-- Start of RECORDS PROVIDED --
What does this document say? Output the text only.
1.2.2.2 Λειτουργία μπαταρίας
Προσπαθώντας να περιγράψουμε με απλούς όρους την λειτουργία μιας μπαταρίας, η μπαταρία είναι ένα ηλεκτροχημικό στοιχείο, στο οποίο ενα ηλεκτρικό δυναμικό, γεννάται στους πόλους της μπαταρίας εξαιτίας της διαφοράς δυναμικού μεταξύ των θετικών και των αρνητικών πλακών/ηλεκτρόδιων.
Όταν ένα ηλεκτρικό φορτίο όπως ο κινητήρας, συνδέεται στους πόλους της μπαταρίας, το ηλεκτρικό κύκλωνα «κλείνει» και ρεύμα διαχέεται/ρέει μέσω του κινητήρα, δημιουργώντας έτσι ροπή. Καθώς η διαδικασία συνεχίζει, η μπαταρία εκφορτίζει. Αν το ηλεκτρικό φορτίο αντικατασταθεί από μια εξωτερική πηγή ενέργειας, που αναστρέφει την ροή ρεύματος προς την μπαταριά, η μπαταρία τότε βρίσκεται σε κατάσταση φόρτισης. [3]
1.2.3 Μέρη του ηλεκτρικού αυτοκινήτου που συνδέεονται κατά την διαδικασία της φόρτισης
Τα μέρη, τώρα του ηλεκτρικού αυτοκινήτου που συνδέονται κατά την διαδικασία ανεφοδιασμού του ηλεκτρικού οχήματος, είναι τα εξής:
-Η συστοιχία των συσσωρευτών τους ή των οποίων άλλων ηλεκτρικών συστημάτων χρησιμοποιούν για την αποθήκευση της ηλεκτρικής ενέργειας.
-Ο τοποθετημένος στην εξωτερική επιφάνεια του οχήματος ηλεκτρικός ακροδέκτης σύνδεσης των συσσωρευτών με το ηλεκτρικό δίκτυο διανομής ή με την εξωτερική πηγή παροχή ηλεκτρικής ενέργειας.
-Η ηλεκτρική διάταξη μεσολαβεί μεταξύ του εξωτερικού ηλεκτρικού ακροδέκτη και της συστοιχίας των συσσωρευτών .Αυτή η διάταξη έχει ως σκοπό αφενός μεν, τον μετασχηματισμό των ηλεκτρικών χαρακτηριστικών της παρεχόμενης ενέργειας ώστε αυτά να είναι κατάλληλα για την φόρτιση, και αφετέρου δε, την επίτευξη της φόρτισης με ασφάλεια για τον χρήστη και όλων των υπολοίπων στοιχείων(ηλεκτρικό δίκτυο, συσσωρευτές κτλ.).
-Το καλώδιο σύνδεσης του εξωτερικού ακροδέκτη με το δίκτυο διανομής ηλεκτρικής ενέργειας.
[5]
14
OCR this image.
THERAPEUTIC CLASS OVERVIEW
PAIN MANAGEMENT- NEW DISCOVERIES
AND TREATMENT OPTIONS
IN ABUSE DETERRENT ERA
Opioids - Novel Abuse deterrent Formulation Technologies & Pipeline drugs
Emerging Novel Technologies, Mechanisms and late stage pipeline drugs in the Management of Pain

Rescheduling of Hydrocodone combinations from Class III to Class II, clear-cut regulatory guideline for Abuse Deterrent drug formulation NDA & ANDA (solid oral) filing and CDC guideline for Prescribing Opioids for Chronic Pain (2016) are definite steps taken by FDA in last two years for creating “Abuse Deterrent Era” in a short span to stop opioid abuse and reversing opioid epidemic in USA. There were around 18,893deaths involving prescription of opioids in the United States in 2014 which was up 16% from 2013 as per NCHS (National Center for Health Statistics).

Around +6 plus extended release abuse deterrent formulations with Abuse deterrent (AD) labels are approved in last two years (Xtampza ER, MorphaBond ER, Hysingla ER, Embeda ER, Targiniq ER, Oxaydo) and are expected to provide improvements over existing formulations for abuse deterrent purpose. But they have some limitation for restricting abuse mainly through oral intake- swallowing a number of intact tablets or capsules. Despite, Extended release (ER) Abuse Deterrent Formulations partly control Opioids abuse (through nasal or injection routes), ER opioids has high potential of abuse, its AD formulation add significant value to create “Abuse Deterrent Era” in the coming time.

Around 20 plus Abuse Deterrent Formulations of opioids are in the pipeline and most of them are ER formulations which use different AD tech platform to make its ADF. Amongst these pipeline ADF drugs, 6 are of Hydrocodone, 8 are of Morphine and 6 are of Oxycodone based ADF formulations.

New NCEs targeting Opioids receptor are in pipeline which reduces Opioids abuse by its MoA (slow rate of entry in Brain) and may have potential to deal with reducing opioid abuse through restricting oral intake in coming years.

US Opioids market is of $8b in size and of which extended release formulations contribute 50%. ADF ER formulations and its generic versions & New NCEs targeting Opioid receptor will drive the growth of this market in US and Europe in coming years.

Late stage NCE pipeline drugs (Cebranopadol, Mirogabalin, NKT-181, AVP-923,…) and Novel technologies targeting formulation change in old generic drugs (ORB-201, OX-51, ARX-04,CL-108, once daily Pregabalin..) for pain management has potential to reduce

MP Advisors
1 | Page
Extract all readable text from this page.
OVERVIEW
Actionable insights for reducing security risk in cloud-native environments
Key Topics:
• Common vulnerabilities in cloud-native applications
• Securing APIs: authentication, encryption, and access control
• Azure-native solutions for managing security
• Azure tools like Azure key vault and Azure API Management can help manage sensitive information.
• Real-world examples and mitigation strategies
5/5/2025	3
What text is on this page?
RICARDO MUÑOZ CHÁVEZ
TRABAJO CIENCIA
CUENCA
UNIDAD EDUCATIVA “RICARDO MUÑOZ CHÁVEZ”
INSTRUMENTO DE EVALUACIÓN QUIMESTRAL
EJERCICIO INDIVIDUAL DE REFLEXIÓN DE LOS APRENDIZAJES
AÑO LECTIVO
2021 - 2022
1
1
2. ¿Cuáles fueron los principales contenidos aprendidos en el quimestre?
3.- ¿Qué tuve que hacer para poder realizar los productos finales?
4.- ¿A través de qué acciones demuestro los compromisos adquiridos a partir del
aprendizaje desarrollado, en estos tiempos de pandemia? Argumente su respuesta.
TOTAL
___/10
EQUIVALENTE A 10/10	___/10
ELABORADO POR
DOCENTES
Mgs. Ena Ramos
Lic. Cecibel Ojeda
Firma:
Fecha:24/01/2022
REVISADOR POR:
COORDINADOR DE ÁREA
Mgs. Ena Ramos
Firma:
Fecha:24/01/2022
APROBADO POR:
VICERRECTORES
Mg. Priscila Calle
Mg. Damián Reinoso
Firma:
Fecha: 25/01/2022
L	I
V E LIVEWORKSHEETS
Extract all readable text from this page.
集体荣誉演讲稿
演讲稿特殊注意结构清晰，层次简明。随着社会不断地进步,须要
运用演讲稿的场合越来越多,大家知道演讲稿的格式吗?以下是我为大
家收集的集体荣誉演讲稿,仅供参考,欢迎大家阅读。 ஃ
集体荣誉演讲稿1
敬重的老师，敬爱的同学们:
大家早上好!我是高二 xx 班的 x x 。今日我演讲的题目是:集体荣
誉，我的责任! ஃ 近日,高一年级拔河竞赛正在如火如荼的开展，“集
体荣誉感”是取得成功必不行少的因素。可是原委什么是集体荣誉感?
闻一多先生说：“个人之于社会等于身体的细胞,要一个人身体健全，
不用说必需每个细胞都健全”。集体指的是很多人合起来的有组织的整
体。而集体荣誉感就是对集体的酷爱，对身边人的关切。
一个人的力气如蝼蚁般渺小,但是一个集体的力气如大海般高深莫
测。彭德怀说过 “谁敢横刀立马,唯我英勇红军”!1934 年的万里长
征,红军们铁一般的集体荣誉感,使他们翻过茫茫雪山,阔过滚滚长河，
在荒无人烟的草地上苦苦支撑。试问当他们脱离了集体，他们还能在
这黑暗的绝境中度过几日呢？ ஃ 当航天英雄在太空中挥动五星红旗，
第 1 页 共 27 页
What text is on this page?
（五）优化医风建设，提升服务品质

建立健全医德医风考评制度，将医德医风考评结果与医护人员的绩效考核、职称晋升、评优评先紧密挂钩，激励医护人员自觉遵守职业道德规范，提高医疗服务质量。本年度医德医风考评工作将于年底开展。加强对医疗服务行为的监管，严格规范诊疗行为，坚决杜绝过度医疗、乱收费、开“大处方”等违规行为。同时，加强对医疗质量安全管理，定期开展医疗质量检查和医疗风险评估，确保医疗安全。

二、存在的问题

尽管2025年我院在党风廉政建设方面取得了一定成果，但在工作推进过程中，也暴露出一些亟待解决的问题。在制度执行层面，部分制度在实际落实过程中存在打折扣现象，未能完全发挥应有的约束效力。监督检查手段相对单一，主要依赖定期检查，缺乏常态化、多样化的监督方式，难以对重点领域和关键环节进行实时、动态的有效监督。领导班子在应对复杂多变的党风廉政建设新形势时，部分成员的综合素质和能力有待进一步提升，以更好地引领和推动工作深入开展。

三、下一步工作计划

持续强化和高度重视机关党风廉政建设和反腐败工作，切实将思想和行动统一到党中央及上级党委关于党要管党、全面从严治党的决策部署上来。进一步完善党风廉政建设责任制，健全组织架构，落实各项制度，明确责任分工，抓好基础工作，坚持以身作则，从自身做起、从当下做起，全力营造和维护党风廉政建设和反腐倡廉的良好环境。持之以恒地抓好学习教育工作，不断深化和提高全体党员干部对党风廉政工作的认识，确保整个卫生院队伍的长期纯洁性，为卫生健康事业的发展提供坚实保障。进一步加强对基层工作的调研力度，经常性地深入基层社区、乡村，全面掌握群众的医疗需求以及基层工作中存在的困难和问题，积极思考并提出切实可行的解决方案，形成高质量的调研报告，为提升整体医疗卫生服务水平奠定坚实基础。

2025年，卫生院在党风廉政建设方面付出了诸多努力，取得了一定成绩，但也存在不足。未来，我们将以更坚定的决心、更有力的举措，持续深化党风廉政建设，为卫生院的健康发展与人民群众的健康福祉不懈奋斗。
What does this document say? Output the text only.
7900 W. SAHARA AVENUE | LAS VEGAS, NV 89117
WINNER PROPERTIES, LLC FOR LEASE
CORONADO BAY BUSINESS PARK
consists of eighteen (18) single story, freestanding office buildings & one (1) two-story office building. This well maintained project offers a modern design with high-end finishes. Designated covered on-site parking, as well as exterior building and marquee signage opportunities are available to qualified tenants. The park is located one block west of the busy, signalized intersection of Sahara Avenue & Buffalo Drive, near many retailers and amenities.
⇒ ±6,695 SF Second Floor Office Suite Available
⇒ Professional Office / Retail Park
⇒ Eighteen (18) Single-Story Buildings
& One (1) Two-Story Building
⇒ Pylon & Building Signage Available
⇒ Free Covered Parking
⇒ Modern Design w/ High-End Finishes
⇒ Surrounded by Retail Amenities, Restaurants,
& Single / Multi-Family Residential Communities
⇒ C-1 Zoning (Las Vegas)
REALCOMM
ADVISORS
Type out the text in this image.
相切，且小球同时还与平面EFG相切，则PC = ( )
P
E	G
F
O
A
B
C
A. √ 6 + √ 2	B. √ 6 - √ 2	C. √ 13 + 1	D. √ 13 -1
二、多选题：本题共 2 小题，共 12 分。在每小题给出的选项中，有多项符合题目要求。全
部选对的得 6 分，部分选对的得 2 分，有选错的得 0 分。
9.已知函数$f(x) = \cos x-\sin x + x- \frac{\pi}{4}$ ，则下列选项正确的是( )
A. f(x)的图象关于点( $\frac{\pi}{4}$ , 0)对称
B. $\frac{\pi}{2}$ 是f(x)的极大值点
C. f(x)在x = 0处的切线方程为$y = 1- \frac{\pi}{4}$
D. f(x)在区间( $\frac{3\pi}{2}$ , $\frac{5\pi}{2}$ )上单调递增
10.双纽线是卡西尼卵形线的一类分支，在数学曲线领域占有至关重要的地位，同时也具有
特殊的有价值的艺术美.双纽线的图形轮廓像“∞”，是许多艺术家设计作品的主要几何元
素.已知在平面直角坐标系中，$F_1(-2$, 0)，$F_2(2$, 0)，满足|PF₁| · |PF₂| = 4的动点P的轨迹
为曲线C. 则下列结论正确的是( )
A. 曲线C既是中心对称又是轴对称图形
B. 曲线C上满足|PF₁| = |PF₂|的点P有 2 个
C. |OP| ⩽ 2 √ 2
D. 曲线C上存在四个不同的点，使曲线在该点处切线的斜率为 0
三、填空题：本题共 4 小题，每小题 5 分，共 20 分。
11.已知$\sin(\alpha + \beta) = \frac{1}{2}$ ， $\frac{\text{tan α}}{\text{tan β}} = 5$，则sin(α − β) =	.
-- End of RECORDS PROVIDED --
State the count of lines holding the string "ηλεκτρικών" in the listing above, and nothing else.

2